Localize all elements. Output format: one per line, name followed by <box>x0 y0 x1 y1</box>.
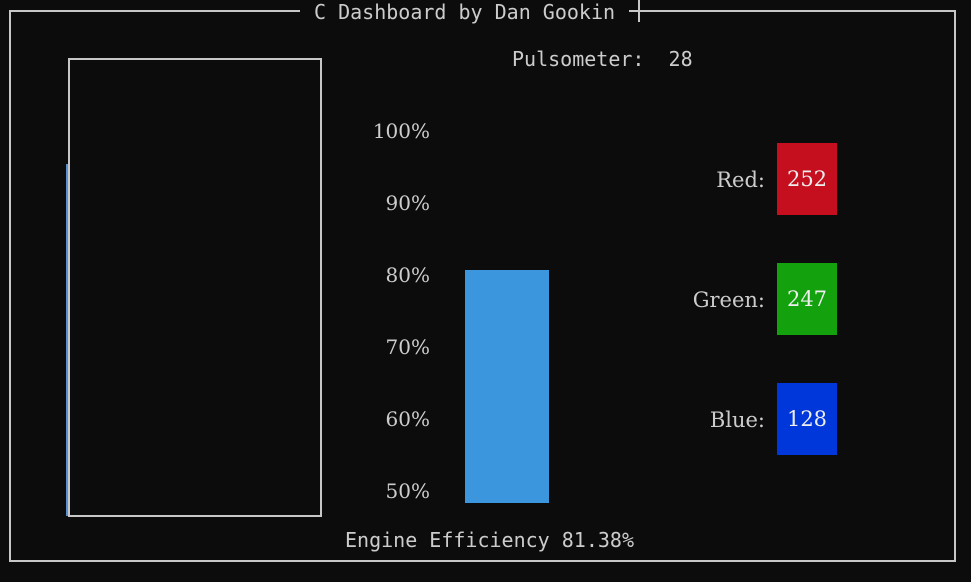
efficiency-caption: Engine Efficiency 81.38% <box>345 528 634 552</box>
pulsometer-trace <box>66 164 68 516</box>
efficiency-tick-50: 50% <box>385 479 430 503</box>
efficiency-tick-100: 100% <box>372 119 430 143</box>
pulsometer-graph <box>68 58 322 517</box>
blue-swatch: 128 <box>777 383 837 455</box>
blue-label: Blue: <box>709 408 765 432</box>
green-label: Green: <box>692 288 765 312</box>
efficiency-tick-70: 70% <box>385 335 430 359</box>
efficiency-tick-80: 80% <box>385 263 430 287</box>
efficiency-bar <box>465 270 549 503</box>
title-right-bracket <box>638 0 647 22</box>
red-swatch: 252 <box>777 143 837 215</box>
efficiency-tick-60: 60% <box>385 407 430 431</box>
efficiency-tick-90: 90% <box>385 191 430 215</box>
green-swatch: 247 <box>777 263 837 335</box>
pulsometer-readout: Pulsometer: 28 <box>512 47 693 71</box>
dashboard-title: C Dashboard by Dan Gookin <box>300 0 630 25</box>
red-label: Red: <box>716 168 765 192</box>
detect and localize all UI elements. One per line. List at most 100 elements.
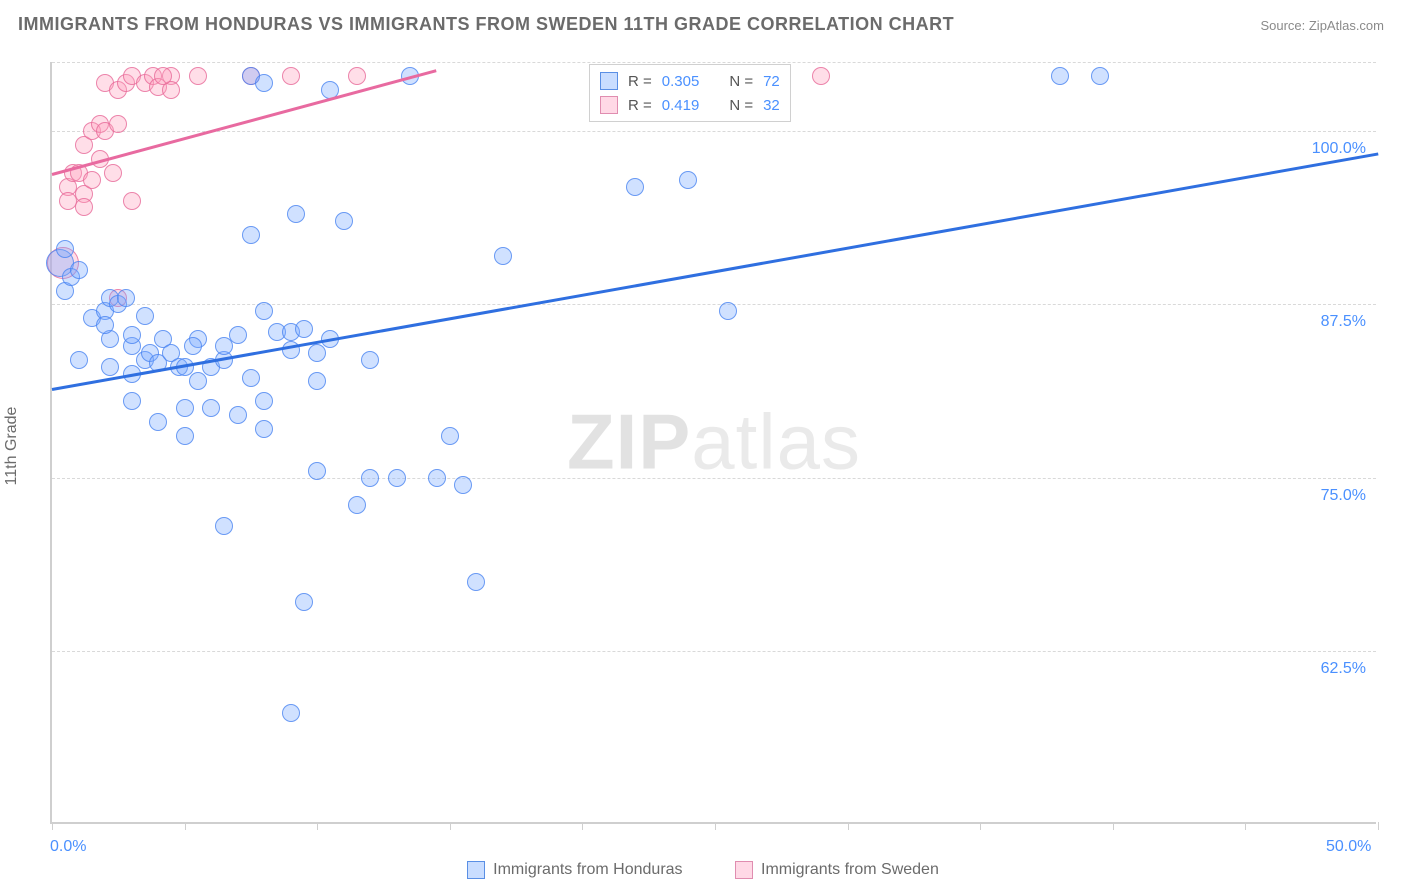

◆ ◆ ◆ ◆ ◆ ◆ ◆

» **Short task**
Repeat the entries above with "elements" swapped for "components" wherever it occurs and everything else left as it is. Omit the pictures.

» **Task response**
Localize all components. Output format: one per line, name followed by <box>x0 y0 x1 y1</box>.
efficiency-caption: Engine Efficiency 81.38% <box>345 528 634 552</box>
pulsometer-trace <box>66 164 68 516</box>
efficiency-tick-50: 50% <box>385 479 430 503</box>
efficiency-tick-100: 100% <box>372 119 430 143</box>
pulsometer-graph <box>68 58 322 517</box>
blue-swatch: 128 <box>777 383 837 455</box>
blue-label: Blue: <box>709 408 765 432</box>
green-label: Green: <box>692 288 765 312</box>
efficiency-tick-70: 70% <box>385 335 430 359</box>
efficiency-tick-80: 80% <box>385 263 430 287</box>
efficiency-bar <box>465 270 549 503</box>
title-right-bracket <box>638 0 647 22</box>
red-swatch: 252 <box>777 143 837 215</box>
efficiency-tick-60: 60% <box>385 407 430 431</box>
efficiency-tick-90: 90% <box>385 191 430 215</box>
green-swatch: 247 <box>777 263 837 335</box>
pulsometer-readout: Pulsometer: 28 <box>512 47 693 71</box>
dashboard-title: C Dashboard by Dan Gookin <box>300 0 630 25</box>
red-label: Red: <box>716 168 765 192</box>
detect and localize all UI components. One per line. List at most 100 components.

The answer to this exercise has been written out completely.